The CBC came a day late and a dholki short to the inaugural Jagmeet Singh braunnose derby.

“Canada’s newest federal party leader scrums in Ottawa,” tweeted Susan Bonner, with a pic of rag-top Liberal cabmin Navdeep Bains (first elected to the House of Commons in, er, 2004).

The cerebral World At Six hostess, upon realizing she’d gotten her turbans twisted, deleted the tweet, the howler barely noticed as the rest of the fourth estate stampeded to sniff the kachera of the Dippers’ new hot-crossed manbun.

The Globe and Minion‘s Margaret Wente, par exemple, hot-flashed: “He has the posture of a warrior — brash, worldly, fearless and also supermanly. Not a beta male, as Justin sometimes tends to be. He’s an alpha, with a full luxuriant beard and a serious kirpan [!] to match.”

The next election, Peggy reckons, is pretty much decided: Sure, Justin boxes, but juicy Jagmeet does jiu-jitsu! (Readers may similarly recall Jean Crouton‘s famed waterskiing photo-op was decisively trumped by the totally awesome jet-ski prowess of Prime Minister Stockboy Day).

The media mythmaking has been thick, juxtaposing privileged Justin with scrappy Jagmeet, who clawed his way up from nothing in the face of racist bullying (he’s actually the son of two doctors, who, when the meanies in class got too mean, packed him off to a tony private school in the Detroit suburbs).

Back at the Corpse, though, Power and Politics stunt ‘stache Terry Milewski was having no truck or trade with Jagmania, tartly tweeting that the hirsute onanist had requested an advance look at the interview questions ahead of his appearance on the show.

Request denied, and team Jagmeet’s fears of a sandbagging proved only too justified, as Milewski mounted a favourite hobby-horse, the ongoing veneration of Sikh “martyrs” like Talwinder Parmar, founder of Babbar Khalsa, designated a terrorist group in Canada, and mastermind of the 1985 Air India bombing.

Saint Talwinder

Parmar slipped out of Canada in 1988 and was whacked by police in India in 1992. Posters bearing his likeness, ubiquitous at Canadian Vaisakhi Day parades, are squinted past by glad-handing politicians eager to tap them Sikh votes.

Same shit, different day for our Terry, whose 2007 doc, “Samosa Politics” showed Canadian politicos of all stripes (Gord Campbell, Jack Layton, Stephane Dion, Jim Abbott, etc, etc.) playing footsie with the fundies for electoral fun and profit, and triggered a $110-mil defamation claim from the totally-not-with-the-terrorists World Sikh Organization.

But asked three (3) times by Milewski whether perhaps the Killers for Khalistan kitsch was a tad inappropriate, Jagmeet launched into a
bhangra of bob-and-weave that put all his previous contortions (At different times, the slippery Singh has come down firmly on all sides re: the Ontario sex-ed curriculum, LEAP Manifesto, oil pipelines, etc.) to shame.

It’s a touchy subject for the NDP leader, who won on the strength of an empty-the-temples organizational strategy in the 905 and the B.C.’s Lower Mainland that couldn’t afford to be too picky about some of the loopier fundamentalists wrangling those busloads of turbans.

#### WORK TO DO:
A - In the column on Jagmeet Singh's media coverage, which politicians are named as appearing in Terry Milewski's 2007 documentary "Samosa Politics"?
B - Proceed with the column on Jagmeet Singh's media coverage, picking up after its final sentence.
The rows that follow come from a different source than the column above.

#### GIVEN INFORMATION:
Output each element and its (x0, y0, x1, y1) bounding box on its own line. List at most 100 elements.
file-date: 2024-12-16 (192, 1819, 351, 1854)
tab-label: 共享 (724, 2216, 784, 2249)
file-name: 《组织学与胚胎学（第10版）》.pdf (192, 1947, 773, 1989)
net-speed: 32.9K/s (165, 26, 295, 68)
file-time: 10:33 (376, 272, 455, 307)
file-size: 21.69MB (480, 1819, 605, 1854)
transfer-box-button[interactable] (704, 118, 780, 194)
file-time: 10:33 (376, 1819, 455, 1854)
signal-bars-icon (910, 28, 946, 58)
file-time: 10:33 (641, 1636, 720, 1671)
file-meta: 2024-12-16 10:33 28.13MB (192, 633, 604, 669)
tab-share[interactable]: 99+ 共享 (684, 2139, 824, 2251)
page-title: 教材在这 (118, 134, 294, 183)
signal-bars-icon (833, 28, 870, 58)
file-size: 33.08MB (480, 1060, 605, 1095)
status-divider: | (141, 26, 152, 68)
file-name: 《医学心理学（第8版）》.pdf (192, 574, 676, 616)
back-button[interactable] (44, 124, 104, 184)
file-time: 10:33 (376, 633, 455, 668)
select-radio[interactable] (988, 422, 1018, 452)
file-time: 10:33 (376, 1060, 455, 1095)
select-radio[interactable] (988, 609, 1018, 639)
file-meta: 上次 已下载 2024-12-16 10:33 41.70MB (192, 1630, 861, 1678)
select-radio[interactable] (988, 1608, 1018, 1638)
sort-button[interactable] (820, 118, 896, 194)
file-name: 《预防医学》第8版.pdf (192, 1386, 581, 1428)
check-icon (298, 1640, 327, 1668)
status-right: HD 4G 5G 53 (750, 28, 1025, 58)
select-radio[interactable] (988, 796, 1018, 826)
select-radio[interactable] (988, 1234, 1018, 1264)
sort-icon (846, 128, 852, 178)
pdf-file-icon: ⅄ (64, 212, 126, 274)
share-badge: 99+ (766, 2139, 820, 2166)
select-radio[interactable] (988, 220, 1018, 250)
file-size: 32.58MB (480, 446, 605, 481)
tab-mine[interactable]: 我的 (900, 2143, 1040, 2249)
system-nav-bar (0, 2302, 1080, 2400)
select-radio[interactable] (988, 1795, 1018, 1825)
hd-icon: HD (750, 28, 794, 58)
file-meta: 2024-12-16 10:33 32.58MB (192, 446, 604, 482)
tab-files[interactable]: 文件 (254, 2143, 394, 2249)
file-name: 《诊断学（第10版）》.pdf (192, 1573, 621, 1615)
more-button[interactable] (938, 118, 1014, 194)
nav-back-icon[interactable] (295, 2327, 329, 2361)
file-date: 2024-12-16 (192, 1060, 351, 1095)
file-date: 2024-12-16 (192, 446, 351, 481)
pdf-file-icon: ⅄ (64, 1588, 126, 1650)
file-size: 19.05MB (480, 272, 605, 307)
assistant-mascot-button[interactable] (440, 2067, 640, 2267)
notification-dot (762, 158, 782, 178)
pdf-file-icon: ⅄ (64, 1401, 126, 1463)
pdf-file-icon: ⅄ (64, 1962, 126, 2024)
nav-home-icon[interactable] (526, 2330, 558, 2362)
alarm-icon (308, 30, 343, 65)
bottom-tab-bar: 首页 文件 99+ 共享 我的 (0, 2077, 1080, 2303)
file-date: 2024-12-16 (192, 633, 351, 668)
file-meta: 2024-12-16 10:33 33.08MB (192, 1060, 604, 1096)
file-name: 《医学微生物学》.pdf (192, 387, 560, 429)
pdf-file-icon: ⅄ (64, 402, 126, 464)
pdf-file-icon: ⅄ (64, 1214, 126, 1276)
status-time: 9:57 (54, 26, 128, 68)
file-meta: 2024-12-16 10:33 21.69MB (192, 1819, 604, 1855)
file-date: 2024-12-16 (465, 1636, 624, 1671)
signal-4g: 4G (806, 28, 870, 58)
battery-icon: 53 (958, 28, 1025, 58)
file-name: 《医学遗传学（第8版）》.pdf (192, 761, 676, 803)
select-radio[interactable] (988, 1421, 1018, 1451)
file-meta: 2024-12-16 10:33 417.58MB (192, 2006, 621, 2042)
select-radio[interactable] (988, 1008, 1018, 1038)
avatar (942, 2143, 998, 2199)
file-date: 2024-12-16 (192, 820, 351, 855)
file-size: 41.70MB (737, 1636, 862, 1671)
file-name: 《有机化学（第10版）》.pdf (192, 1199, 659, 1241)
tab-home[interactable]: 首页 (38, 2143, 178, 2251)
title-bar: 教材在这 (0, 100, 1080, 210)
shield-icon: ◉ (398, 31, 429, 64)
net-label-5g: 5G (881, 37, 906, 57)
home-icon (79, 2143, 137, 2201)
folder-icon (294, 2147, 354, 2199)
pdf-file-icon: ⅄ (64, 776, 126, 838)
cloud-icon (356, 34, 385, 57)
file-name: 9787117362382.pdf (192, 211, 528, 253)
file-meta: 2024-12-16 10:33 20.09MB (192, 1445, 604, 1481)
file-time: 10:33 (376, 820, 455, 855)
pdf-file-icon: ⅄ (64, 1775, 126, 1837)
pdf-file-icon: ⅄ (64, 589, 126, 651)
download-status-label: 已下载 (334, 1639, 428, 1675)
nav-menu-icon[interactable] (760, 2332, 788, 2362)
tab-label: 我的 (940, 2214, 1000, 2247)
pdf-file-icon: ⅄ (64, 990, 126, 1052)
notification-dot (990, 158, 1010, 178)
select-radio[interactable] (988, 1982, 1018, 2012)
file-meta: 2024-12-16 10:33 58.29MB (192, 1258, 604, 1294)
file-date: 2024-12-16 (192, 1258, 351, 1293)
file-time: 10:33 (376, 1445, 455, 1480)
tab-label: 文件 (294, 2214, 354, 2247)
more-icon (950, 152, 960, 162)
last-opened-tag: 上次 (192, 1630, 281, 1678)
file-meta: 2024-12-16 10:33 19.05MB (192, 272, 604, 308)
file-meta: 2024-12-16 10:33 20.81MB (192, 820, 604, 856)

#### EXERCISE ANSWERS:
A - Gord Campbell, Jack Layton, Stephane Dion, Jim Abbott

B -
None of Jagmeet’s leadership rivals, despite being in possession of copious oppo research, dared breach the subject for fear he might win and the Liberals throw any loose and frankly xenophobic talk back in their faces. That’s assuredly coming, and the Milewski interview has already ridden the diaspora back to India’s deeply unsympathetic Hindustan Times.

The Liberals, after all, have themselves felt the sting of Sikh-and-destroy politics. Readers may recall Minister of Badass Architecture Harjit Sajjan‘s trip to India this past spring was marred by accusations from the Punjab’s loopy Chief Minister Amarinder Singh that he was a terrorist sympathizer and Khalistan separatist, of all things.

While Harj took these podunk smears in stride and carried on junketing, poor Jagmeet couldn’t even get a visa for his own 2013 toot to the subcontinent. Indian authorities declined to say why.

6 Comments

  1. Miss Peggy, rough translation:

    “Just as long as bhaji-boy makes himself popular enough to split the anti-Conservative vote right up the crotch…all this Liberal Kumbaya bullshit is taking years off my life.”

  2. Sooner or later we are going to watch a progressive Sikh debate a fundamentalist Catholic, with normal Canadians, Liberal of course, taking up the middle, telling Canadians let’s all just get along. You don’t know whether to laugh or cry.

  3. Three’s a crowd, in Canadian politics. One of them must be weak to keep the vote blocs from splitting. Of course, if we had proportional representation, as was alluded to in the last election, we wouldn’t be in this mess.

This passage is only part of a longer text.